Entries from a dataset

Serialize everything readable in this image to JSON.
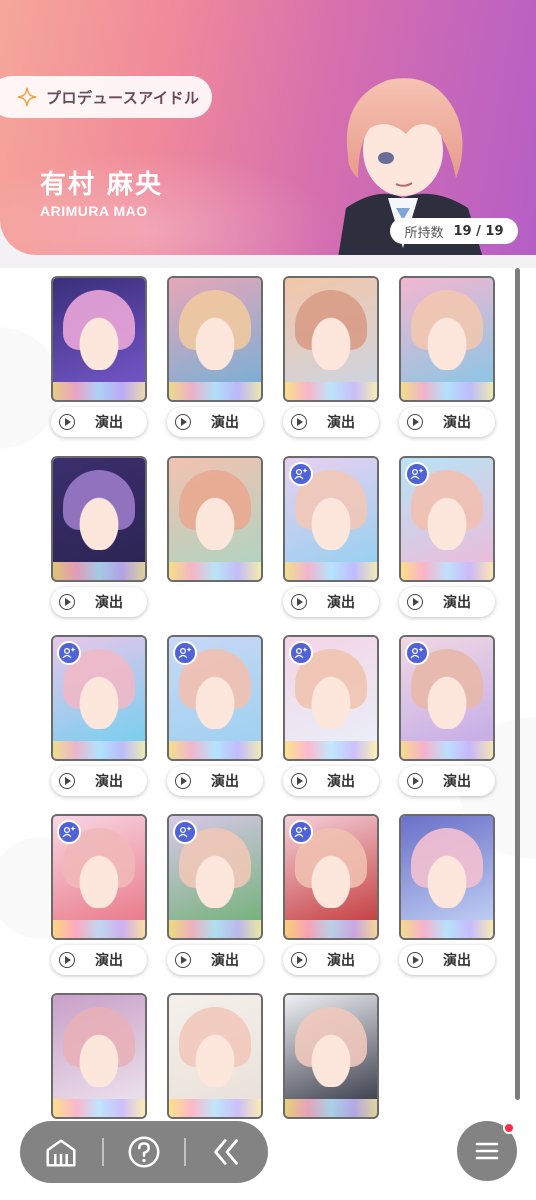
{
  "header": {
    "produce_label": "プロデュースアイドル",
    "name_jp": "有村 麻央",
    "name_en": "ARIMURA MAO",
    "count_label": "所持数",
    "count_value": "19 / 19"
  },
  "colors": {
    "header_start": "#f6a79a",
    "header_end": "#b45ec6",
    "badge": "#4f62d8",
    "notification": "#ff2a4a",
    "nav_bg": "#7a7a7a"
  },
  "cards": [
    {
      "has_badge": false,
      "has_perform": true
    },
    {
      "has_badge": false,
      "has_perform": true
    },
    {
      "has_badge": false,
      "has_perform": true
    },
    {
      "has_badge": false,
      "has_perform": true
    },
    {
      "has_badge": false,
      "has_perform": true
    },
    {
      "has_badge": false,
      "has_perform": false
    },
    {
      "has_badge": true,
      "has_perform": true
    },
    {
      "has_badge": true,
      "has_perform": true
    },
    {
      "has_badge": true,
      "has_perform": true
    },
    {
      "has_badge": true,
      "has_perform": true
    },
    {
      "has_badge": true,
      "has_perform": true
    },
    {
      "has_badge": true,
      "has_perform": true
    },
    {
      "has_badge": true,
      "has_perform": true
    },
    {
      "has_badge": true,
      "has_perform": true
    },
    {
      "has_badge": true,
      "has_perform": true
    },
    {
      "has_badge": false,
      "has_perform": true
    },
    {
      "has_badge": false,
      "has_perform": false
    },
    {
      "has_badge": false,
      "has_perform": false
    },
    {
      "has_badge": false,
      "has_perform": false
    }
  ],
  "perform_label": "演出",
  "nav": {
    "home_icon": "home-icon",
    "help_icon": "help-icon",
    "back_icon": "back-icon",
    "menu_icon": "menu-icon"
  }
}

**EXERCISE INSTRUCTIONS**
Every line holding "icon" should be copied out.

**FINISHED EXERCISE**
    "home_icon": "home-icon",
    "help_icon": "help-icon",
    "back_icon": "back-icon",
    "menu_icon": "menu-icon"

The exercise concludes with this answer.